(Data entries for graphics)
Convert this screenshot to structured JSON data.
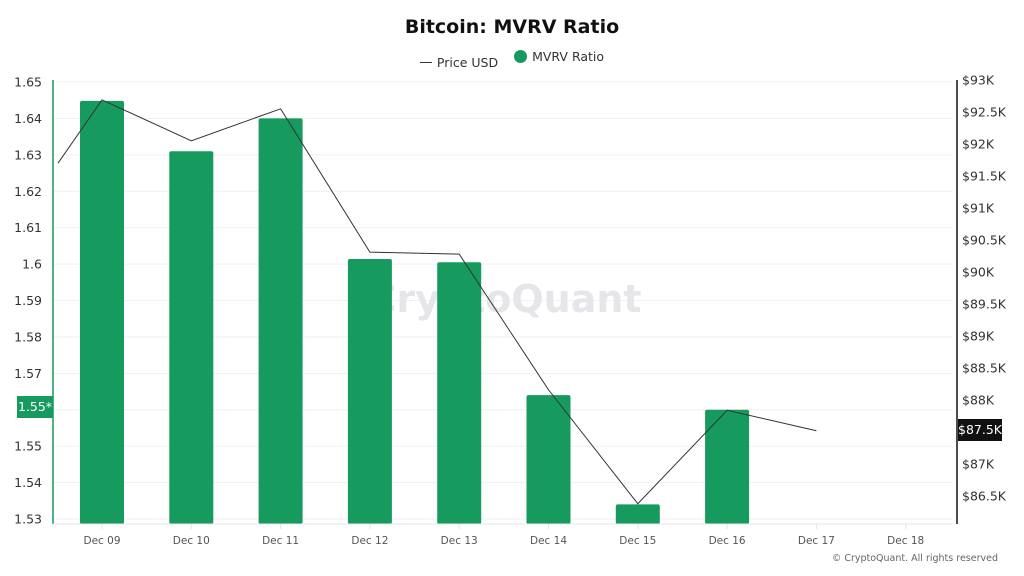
{
  "header": {
    "title": "Bitcoin: MVRV Ratio"
  },
  "legend": [
    {
      "label": "Price USD",
      "type": "line",
      "color": "#333333"
    },
    {
      "label": "MVRV Ratio",
      "type": "dot",
      "color": "#169a5e"
    }
  ],
  "watermark": "CryptoQuant",
  "copyright": "© CryptoQuant. All rights reserved",
  "left_axis": {
    "ticks": [
      "1.65",
      "1.64",
      "1.63",
      "1.62",
      "1.61",
      "1.6",
      "1.59",
      "1.58",
      "1.57",
      "1.55",
      "1.54",
      "1.53"
    ],
    "current_badge": "1.55*"
  },
  "right_axis": {
    "ticks": [
      "$93K",
      "$92.5K",
      "$92K",
      "$91.5K",
      "$91K",
      "$90.5K",
      "$90K",
      "$89.5K",
      "$89K",
      "$88.5K",
      "$88K",
      "$87K",
      "$86.5K"
    ],
    "current_badge": "$87.5K"
  },
  "x_axis": {
    "ticks": [
      "Dec 09",
      "Dec 10",
      "Dec 11",
      "Dec 12",
      "Dec 13",
      "Dec 14",
      "Dec 15",
      "Dec 16",
      "Dec 17",
      "Dec 18"
    ]
  },
  "colors": {
    "bar": "#169a5e",
    "line": "#333333",
    "left_axis_line": "#169a5e",
    "right_axis_line": "#111111"
  },
  "chart_data": {
    "type": "bar",
    "title": "Bitcoin: MVRV Ratio",
    "xlabel": "",
    "ylabel": "MVRV Ratio",
    "y2label": "Price USD",
    "categories": [
      "Dec 09",
      "Dec 10",
      "Dec 11",
      "Dec 12",
      "Dec 13",
      "Dec 14",
      "Dec 15",
      "Dec 16",
      "Dec 17",
      "Dec 18"
    ],
    "series": [
      {
        "name": "MVRV Ratio",
        "type": "bar",
        "axis": "left",
        "values": [
          1.6448,
          1.631,
          1.64,
          1.6014,
          1.6005,
          1.564,
          1.534,
          1.56,
          null,
          null
        ]
      },
      {
        "name": "Price USD",
        "type": "line",
        "axis": "right",
        "values": [
          92690,
          92050,
          92550,
          90310,
          90280,
          88160,
          86380,
          87840,
          87520,
          null
        ],
        "leading_point": {
          "x": "Dec 08 (partial)",
          "value": 91700
        }
      }
    ],
    "ylim": [
      1.53,
      1.65
    ],
    "y2lim": [
      86500,
      93000
    ],
    "current_values": {
      "MVRV Ratio": "1.55*",
      "Price USD": "$87.5K"
    },
    "legend_position": "top",
    "grid": true
  }
}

*What the exercise asks*
Can the entries above be repeated exactly, without their pictures?

*Output of the task*
Convert this screenshot to structured JSON data.
{
  "header": {
    "title": "Bitcoin: MVRV Ratio"
  },
  "legend": [
    {
      "label": "Price USD",
      "type": "line",
      "color": "#333333"
    },
    {
      "label": "MVRV Ratio",
      "type": "dot",
      "color": "#169a5e"
    }
  ],
  "watermark": "CryptoQuant",
  "copyright": "© CryptoQuant. All rights reserved",
  "left_axis": {
    "ticks": [
      "1.65",
      "1.64",
      "1.63",
      "1.62",
      "1.61",
      "1.6",
      "1.59",
      "1.58",
      "1.57",
      "1.55",
      "1.54",
      "1.53"
    ],
    "current_badge": "1.55*"
  },
  "right_axis": {
    "ticks": [
      "$93K",
      "$92.5K",
      "$92K",
      "$91.5K",
      "$91K",
      "$90.5K",
      "$90K",
      "$89.5K",
      "$89K",
      "$88.5K",
      "$88K",
      "$87K",
      "$86.5K"
    ],
    "current_badge": "$87.5K"
  },
  "x_axis": {
    "ticks": [
      "Dec 09",
      "Dec 10",
      "Dec 11",
      "Dec 12",
      "Dec 13",
      "Dec 14",
      "Dec 15",
      "Dec 16",
      "Dec 17",
      "Dec 18"
    ]
  },
  "colors": {
    "bar": "#169a5e",
    "line": "#333333",
    "left_axis_line": "#169a5e",
    "right_axis_line": "#111111"
  },
  "chart_data": {
    "type": "bar",
    "title": "Bitcoin: MVRV Ratio",
    "xlabel": "",
    "ylabel": "MVRV Ratio",
    "y2label": "Price USD",
    "categories": [
      "Dec 09",
      "Dec 10",
      "Dec 11",
      "Dec 12",
      "Dec 13",
      "Dec 14",
      "Dec 15",
      "Dec 16",
      "Dec 17",
      "Dec 18"
    ],
    "series": [
      {
        "name": "MVRV Ratio",
        "type": "bar",
        "axis": "left",
        "values": [
          1.6448,
          1.631,
          1.64,
          1.6014,
          1.6005,
          1.564,
          1.534,
          1.56,
          null,
          null
        ]
      },
      {
        "name": "Price USD",
        "type": "line",
        "axis": "right",
        "values": [
          92690,
          92050,
          92550,
          90310,
          90280,
          88160,
          86380,
          87840,
          87520,
          null
        ],
        "leading_point": {
          "x": "Dec 08 (partial)",
          "value": 91700
        }
      }
    ],
    "ylim": [
      1.53,
      1.65
    ],
    "y2lim": [
      86500,
      93000
    ],
    "current_values": {
      "MVRV Ratio": "1.55*",
      "Price USD": "$87.5K"
    },
    "legend_position": "top",
    "grid": true
  }
}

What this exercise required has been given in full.